### Assignment
Can you restate the records below word for word?
**** Exercise data
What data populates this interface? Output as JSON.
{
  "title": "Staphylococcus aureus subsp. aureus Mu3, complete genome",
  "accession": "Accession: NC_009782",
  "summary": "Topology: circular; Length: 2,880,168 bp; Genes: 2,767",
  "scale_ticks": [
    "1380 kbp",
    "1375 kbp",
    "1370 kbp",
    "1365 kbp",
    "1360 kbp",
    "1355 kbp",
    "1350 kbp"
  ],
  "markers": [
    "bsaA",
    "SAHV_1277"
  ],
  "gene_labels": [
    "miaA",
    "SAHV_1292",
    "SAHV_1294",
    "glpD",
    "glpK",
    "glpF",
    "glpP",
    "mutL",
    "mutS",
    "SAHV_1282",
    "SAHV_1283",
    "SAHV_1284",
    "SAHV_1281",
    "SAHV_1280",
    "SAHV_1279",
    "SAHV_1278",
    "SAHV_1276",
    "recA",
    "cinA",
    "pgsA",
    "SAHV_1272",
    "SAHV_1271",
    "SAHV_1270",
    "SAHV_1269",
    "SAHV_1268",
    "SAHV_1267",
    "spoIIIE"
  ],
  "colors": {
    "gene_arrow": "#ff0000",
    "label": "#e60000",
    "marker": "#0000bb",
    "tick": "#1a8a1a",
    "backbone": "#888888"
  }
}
********
### Exercise response
What data populates this interface? Output as JSON.
{
  "title": "Staphylococcus aureus subsp. aureus Mu3, complete genome",
  "accession": "Accession: NC_009782",
  "summary": "Topology: circular; Length: 2,880,168 bp; Genes: 2,767",
  "scale_ticks": [
    "1380 kbp",
    "1375 kbp",
    "1370 kbp",
    "1365 kbp",
    "1360 kbp",
    "1355 kbp",
    "1350 kbp"
  ],
  "markers": [
    "bsaA",
    "SAHV_1277"
  ],
  "gene_labels": [
    "miaA",
    "SAHV_1292",
    "SAHV_1294",
    "glpD",
    "glpK",
    "glpF",
    "glpP",
    "mutL",
    "mutS",
    "SAHV_1282",
    "SAHV_1283",
    "SAHV_1284",
    "SAHV_1281",
    "SAHV_1280",
    "SAHV_1279",
    "SAHV_1278",
    "SAHV_1276",
    "recA",
    "cinA",
    "pgsA",
    "SAHV_1272",
    "SAHV_1271",
    "SAHV_1270",
    "SAHV_1269",
    "SAHV_1268",
    "SAHV_1267",
    "spoIIIE"
  ],
  "colors": {
    "gene_arrow": "#ff0000",
    "label": "#e60000",
    "marker": "#0000bb",
    "tick": "#1a8a1a",
    "backbone": "#888888"
  }
}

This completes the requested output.